_WHAT TO DO_: Return the number of lines that contain the word "引き上げを実施した", and return nothing else.

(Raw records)
-- Begin --
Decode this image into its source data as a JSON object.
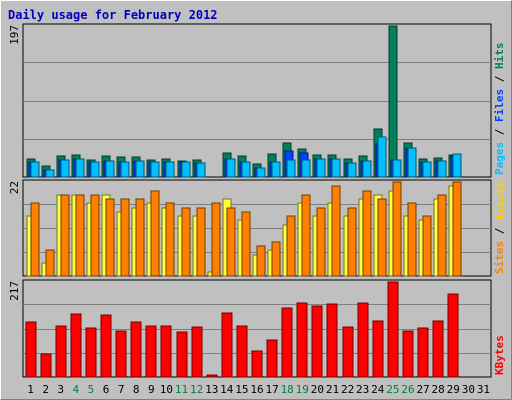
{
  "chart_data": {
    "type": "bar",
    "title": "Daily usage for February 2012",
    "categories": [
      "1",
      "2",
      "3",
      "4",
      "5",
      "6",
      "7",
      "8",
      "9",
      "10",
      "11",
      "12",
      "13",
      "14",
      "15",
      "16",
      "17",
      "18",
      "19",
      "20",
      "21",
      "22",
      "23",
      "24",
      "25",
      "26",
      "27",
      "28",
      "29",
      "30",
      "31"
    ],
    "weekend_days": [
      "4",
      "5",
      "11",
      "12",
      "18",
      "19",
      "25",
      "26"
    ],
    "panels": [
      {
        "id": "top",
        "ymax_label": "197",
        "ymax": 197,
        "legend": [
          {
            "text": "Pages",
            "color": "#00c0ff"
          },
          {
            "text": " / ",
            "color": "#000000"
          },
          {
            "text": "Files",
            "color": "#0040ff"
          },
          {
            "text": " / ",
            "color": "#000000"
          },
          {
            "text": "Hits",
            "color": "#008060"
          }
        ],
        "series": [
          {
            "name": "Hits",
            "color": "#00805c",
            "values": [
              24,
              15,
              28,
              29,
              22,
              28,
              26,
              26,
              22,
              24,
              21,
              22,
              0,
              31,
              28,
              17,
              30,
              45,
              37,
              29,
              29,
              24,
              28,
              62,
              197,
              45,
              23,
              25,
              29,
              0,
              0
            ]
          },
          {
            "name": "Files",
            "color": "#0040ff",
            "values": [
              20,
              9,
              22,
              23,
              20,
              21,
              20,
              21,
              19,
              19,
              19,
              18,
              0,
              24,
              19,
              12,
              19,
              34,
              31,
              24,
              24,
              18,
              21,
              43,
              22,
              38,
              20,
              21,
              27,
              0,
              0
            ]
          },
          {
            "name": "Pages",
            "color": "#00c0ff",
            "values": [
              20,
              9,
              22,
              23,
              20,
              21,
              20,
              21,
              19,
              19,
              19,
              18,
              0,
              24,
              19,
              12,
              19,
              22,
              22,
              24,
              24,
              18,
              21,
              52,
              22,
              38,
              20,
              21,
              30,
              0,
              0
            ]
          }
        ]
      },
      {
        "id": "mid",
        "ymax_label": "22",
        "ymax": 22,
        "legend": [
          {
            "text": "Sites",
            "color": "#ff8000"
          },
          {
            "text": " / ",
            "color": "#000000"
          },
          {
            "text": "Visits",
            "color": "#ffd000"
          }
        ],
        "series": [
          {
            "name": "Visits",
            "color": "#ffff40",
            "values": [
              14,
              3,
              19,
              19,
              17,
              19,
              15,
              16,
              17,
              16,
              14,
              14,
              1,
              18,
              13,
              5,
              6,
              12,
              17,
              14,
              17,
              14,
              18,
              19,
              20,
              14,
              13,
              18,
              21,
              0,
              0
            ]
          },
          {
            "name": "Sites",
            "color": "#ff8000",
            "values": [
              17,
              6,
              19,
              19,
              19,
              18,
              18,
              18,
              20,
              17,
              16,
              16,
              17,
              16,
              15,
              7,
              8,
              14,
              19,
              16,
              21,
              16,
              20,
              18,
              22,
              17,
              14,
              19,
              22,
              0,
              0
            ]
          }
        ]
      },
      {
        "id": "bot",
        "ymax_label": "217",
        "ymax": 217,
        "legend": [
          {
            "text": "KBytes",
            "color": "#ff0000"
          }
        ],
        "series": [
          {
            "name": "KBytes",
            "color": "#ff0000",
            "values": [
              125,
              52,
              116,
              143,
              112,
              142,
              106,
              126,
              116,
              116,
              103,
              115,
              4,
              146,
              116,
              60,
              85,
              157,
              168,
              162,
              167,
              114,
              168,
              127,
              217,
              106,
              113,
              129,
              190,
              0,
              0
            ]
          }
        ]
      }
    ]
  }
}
-- End --
-- Begin --
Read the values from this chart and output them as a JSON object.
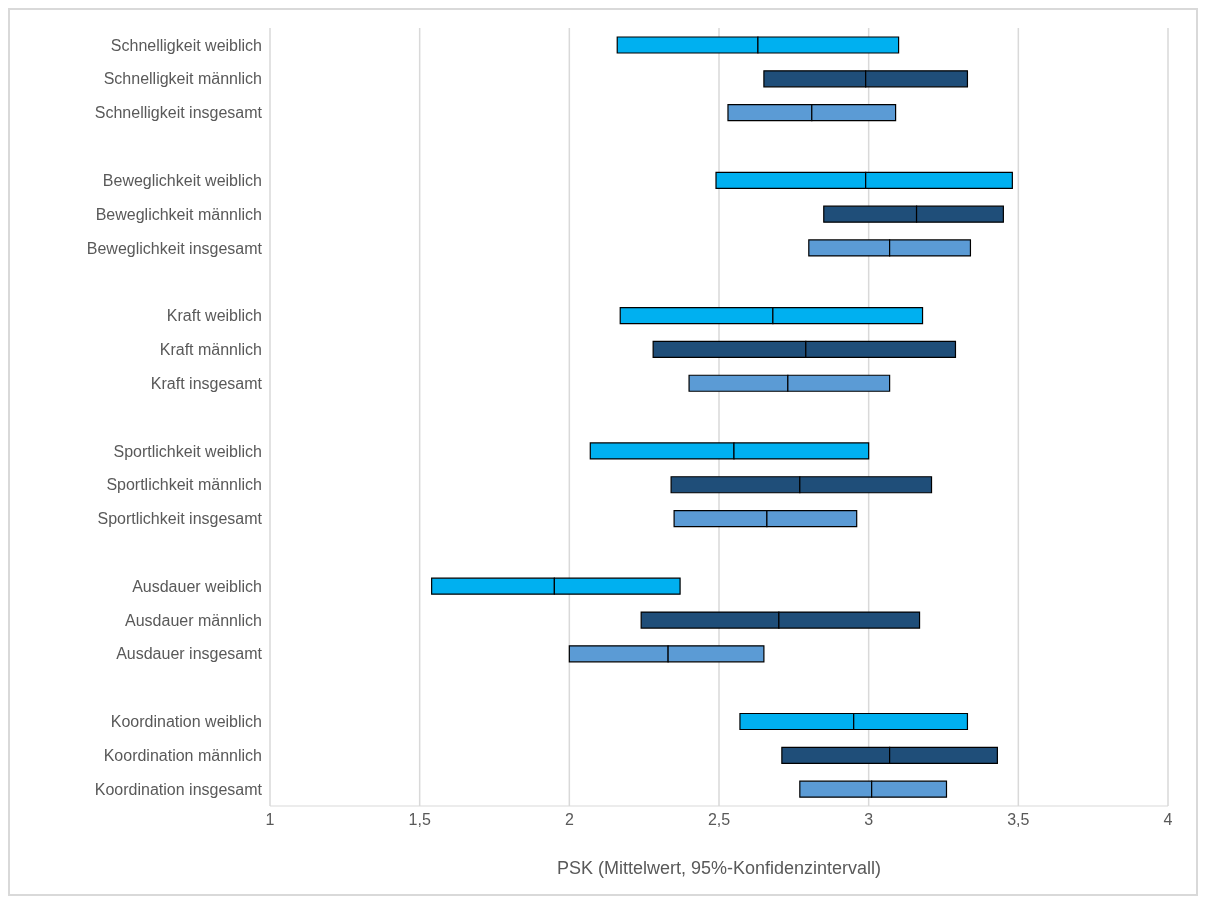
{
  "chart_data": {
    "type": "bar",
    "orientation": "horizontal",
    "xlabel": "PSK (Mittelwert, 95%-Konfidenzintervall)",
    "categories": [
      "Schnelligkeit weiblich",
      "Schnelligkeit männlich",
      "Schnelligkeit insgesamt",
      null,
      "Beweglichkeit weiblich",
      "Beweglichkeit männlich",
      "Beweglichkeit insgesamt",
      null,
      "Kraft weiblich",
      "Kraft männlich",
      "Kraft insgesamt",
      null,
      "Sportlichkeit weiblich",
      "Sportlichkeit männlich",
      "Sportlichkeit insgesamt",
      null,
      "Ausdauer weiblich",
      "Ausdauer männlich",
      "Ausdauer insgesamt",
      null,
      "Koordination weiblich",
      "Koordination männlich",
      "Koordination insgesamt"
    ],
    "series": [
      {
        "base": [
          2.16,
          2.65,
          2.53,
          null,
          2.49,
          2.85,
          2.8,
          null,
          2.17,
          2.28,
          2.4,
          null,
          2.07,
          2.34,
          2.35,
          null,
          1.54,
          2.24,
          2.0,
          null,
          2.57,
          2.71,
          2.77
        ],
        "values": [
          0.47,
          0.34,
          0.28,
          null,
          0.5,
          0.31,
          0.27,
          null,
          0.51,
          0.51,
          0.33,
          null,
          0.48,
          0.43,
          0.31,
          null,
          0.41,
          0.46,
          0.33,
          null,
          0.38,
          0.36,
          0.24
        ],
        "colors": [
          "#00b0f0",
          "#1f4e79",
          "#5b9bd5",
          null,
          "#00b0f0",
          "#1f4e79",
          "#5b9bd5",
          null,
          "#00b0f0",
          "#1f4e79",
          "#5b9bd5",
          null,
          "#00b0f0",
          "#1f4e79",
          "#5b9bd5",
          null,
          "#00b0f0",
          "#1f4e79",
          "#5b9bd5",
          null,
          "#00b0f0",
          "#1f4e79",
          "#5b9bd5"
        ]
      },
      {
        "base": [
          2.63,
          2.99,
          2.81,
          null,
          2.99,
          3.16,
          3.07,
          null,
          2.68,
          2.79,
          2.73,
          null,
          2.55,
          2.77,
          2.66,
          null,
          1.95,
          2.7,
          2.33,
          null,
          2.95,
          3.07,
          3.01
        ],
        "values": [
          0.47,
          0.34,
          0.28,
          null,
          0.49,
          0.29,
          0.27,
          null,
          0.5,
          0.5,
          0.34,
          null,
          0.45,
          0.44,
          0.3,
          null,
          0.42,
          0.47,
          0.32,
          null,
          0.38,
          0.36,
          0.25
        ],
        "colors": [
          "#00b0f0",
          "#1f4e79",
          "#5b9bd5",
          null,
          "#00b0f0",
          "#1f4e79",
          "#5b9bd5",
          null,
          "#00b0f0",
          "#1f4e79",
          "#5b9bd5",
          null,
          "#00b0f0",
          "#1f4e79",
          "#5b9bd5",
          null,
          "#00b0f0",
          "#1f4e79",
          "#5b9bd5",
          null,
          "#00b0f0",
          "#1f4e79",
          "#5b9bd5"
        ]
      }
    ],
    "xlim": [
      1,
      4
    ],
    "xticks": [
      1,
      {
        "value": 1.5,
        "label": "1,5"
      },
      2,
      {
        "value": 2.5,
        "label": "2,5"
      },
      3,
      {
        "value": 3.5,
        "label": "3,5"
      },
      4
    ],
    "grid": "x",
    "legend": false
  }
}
-- End --
-- Begin --
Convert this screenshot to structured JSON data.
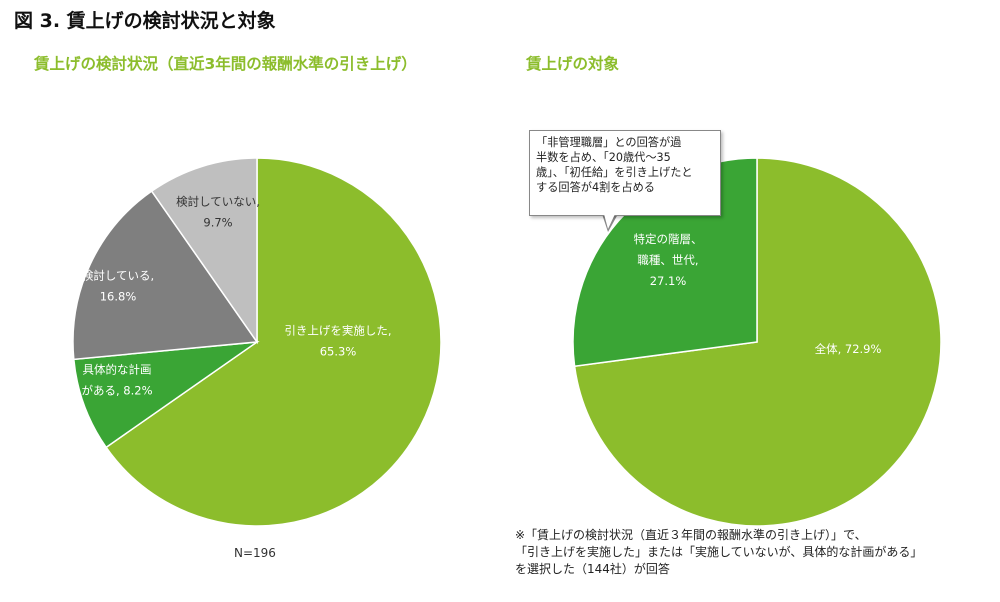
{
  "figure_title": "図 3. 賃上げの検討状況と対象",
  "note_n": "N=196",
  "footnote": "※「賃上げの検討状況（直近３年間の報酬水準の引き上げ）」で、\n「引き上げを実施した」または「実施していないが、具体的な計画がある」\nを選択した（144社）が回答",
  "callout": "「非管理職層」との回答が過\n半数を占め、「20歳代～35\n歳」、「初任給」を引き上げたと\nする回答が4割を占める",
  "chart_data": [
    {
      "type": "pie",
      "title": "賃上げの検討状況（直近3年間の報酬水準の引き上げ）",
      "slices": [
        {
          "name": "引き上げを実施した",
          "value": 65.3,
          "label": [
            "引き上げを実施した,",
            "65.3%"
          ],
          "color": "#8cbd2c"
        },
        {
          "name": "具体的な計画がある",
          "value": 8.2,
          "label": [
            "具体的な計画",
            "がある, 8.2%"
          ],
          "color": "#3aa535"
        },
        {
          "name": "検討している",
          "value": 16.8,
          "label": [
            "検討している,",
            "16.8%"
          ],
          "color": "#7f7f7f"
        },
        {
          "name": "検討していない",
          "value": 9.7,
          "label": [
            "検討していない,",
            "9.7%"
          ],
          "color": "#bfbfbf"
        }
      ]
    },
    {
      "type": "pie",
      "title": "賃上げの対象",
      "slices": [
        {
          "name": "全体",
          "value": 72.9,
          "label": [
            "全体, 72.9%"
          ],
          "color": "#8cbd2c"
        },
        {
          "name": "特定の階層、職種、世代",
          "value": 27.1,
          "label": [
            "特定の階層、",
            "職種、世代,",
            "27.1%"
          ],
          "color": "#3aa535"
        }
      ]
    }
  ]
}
-- End --
_PROBLEM SOLUTION_: 3